The request
Check each line of the material below for the string "Edition", then report how many lines have it, and nothing else.

*-*-*

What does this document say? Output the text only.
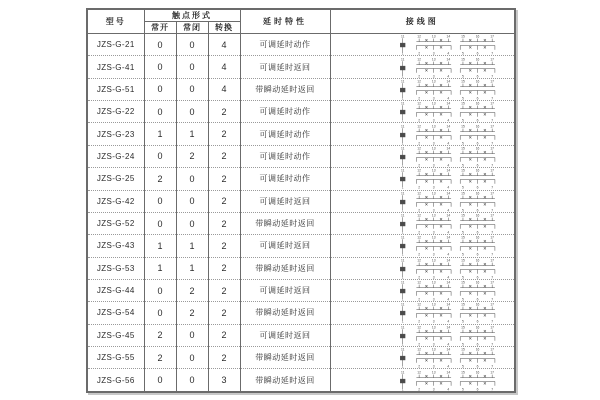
型号	触点形式			延时特性	接线图
	常开	常闭	转换		
JZS-G-21	0	0	4	可调延时动作	
11	12	13	14	15	16	17
1	2	3	4	5	6	7

JZS-G-41	0	0	4	可调延时返回	
11	12	13	14	15	16	17
1	2	3	4	5	6	7

JZS-G-51	0	0	4	带瞬动延时返回	
11	12	13	14	15	16	17
1	2	3	4	5	6	7

JZS-G-22	0	0	2	可调延时动作	
11	12	13	14	15	16	17
1	2	3	4	5	6	7

JZS-G-23	1	1	2	可调延时动作	
11	12	13	14	15	16	17
1	2	3	4	5	6	7

JZS-G-24	0	2	2	可调延时动作	
11	12	13	14	15	16	17
1	2	3	4	5	6	7

JZS-G-25	2	0	2	可调延时动作	
11	12	13	14	15	16	17
1	2	3	4	5	6	7

JZS-G-42	0	0	2	可调延时返回	
11	12	13	14	15	16	17
1	2	3	4	5	6	7

JZS-G-52	0	0	2	带瞬动延时返回	
11	12	13	14	15	16	17
1	2	3	4	5	6	7

JZS-G-43	1	1	2	可调延时返回	
11	12	13	14	15	16	17
1	2	3	4	5	6	7

JZS-G-53	1	1	2	带瞬动延时返回	
11	12	13	14	15	16	17
1	2	3	4	5	6	7

JZS-G-44	0	2	2	可调延时返回	
11	12	13	14	15	16	17
1	2	3	4	5	6	7

JZS-G-54	0	2	2	带瞬动延时返回	
11	12	13	14	15	16	17
1	2	3	4	5	6	7

JZS-G-45	2	0	2	可调延时返回	
11	12	13	14	15	16	17
1	2	3	4	5	6	7

JZS-G-55	2	0	2	带瞬动延时返回	
11	12	13	14	15	16	17
1	2	3	4	5	6	7

JZS-G-56	0	0	3	带瞬动延时返回	
11	12	13	14	15	16	17
1	2	3	4	5	6	7
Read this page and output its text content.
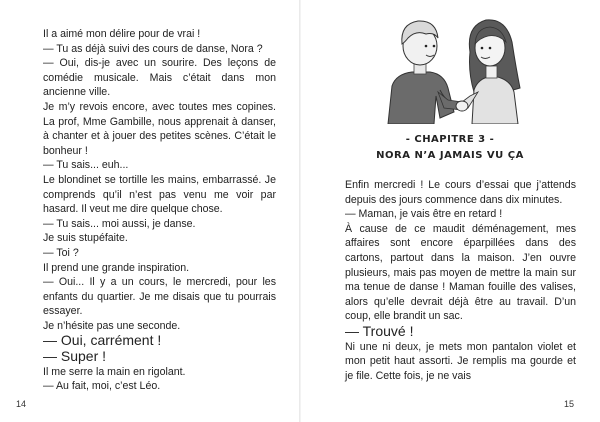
Il a aimé mon délire pour de vrai !

— Tu as déjà suivi des cours de danse, Nora ?

— Oui, dis-je avec un sourire. Des leçons de comédie musicale. Mais c’était dans mon ancienne ville.

Je m’y revois encore, avec toutes mes copines. La prof, Mme Gambille, nous apprenait à danser, à chanter et à jouer des petites scènes. C’était le bonheur !

— Tu sais... euh...

Le blondinet se tortille les mains, embarrassé. Je comprends qu’il n’est pas venu me voir par hasard. Il veut me dire quelque chose.

— Tu sais... moi aussi, je danse.

Je suis stupéfaite.

— Toi ?

Il prend une grande inspiration.

— Oui... Il y a un cours, le mercredi, pour les enfants du quartier. Je me disais que tu pourrais essayer.

Je n’hésite pas une seconde.

— Oui, carrément !

— Super !

Il me serre la main en rigolant.

— Au fait, moi, c’est Léo.

14
- CHAPITRE 3 -
NORA N’A JAMAIS VU ÇA

Enfin mercredi ! Le cours d’essai que j’attends depuis des jours commence dans dix minutes.

— Maman, je vais être en retard !

À cause de ce maudit déménagement, mes affaires sont encore éparpillées dans des cartons, partout dans la maison. J’en ouvre plusieurs, mais pas moyen de mettre la main sur ma tenue de danse ! Maman fouille des valises, alors qu’elle devrait déjà être au travail. D’un coup, elle brandit un sac.

— Trouvé !

Ni une ni deux, je mets mon pantalon violet et mon petit haut assorti. Je remplis ma gourde et je file. Cette fois, je ne vais

15
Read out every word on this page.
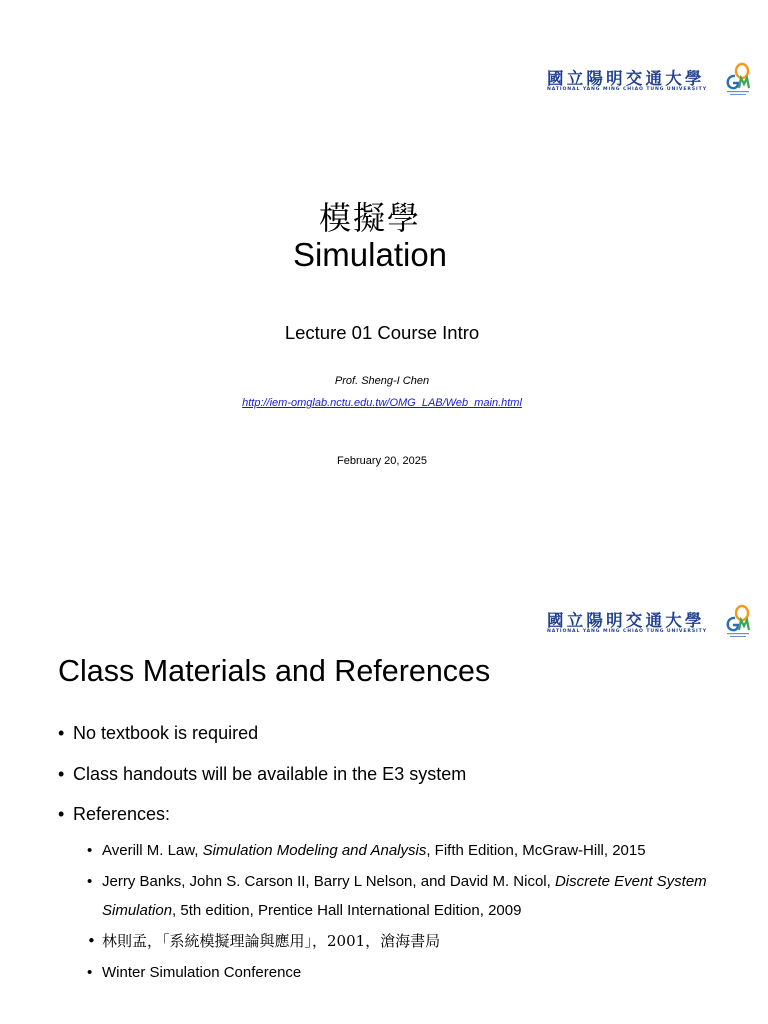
國立陽明交通大學
NATIONAL YANG MING CHIAO TUNG UNIVERSITY
模擬學
Simulation
Lecture 01 Course Intro
Prof. Sheng-I Chen
http://iem-omglab.nctu.edu.tw/OMG_LAB/Web_main.html
February 20, 2025
國立陽明交通大學
NATIONAL YANG MING CHIAO TUNG UNIVERSITY
Class Materials and References
• No textbook is required
• Class handouts will be available in the E3 system
• References:
• Averill M. Law, Simulation Modeling and Analysis, Fifth Edition, McGraw-Hill, 2015
• Jerry Banks, John S. Carson II, Barry L Nelson, and David M. Nicol, Discrete Event System Simulation, 5th edition, Prentice Hall International Edition, 2009
• 林則孟，「系統模擬理論與應用」，2001，滄海書局
• Winter Simulation Conference
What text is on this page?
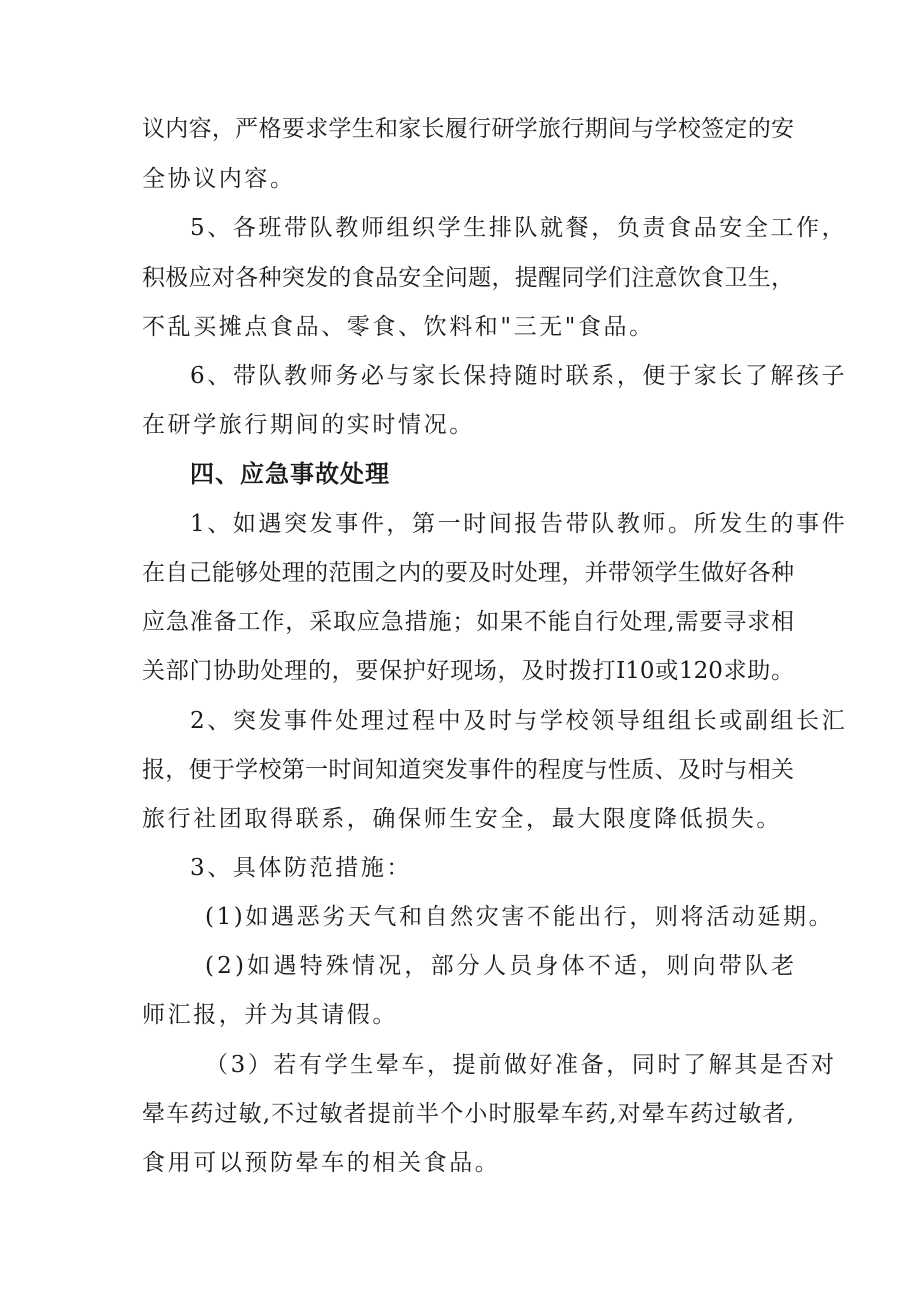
议内容，严格要求学生和家长履行研学旅行期间与学校签定的安
全协议内容。
5、各班带队教师组织学生排队就餐，负责食品安全工作，
积极应对各种突发的食品安全问题，提醒同学们注意饮食卫生，
不乱买摊点食品、零食、饮料和"三无"食品。
6、带队教师务必与家长保持随时联系，便于家长了解孩子
在研学旅行期间的实时情况。
四、应急事故处理
1、如遇突发事件，第一时间报告带队教师。所发生的事件
在自己能够处理的范围之内的要及时处理，并带领学生做好各种
应急准备工作，采取应急措施；如果不能自行处理,需要寻求相
关部门协助处理的，要保护好现场，及时拨打I10或120求助。
2、突发事件处理过程中及时与学校领导组组长或副组长汇
报，便于学校第一时间知道突发事件的程度与性质、及时与相关
旅行社团取得联系，确保师生安全，最大限度降低损失。
3、具体防范措施：
(1)如遇恶劣天气和自然灾害不能出行，则将活动延期。
(2)如遇特殊情况，部分人员身体不适，则向带队老
师汇报，并为其请假。
（3）若有学生晕车，提前做好准备，同时了解其是否对
晕车药过敏,不过敏者提前半个小时服晕车药,对晕车药过敏者,
食用可以预防晕车的相关食品。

*-*-*

Result for this task
2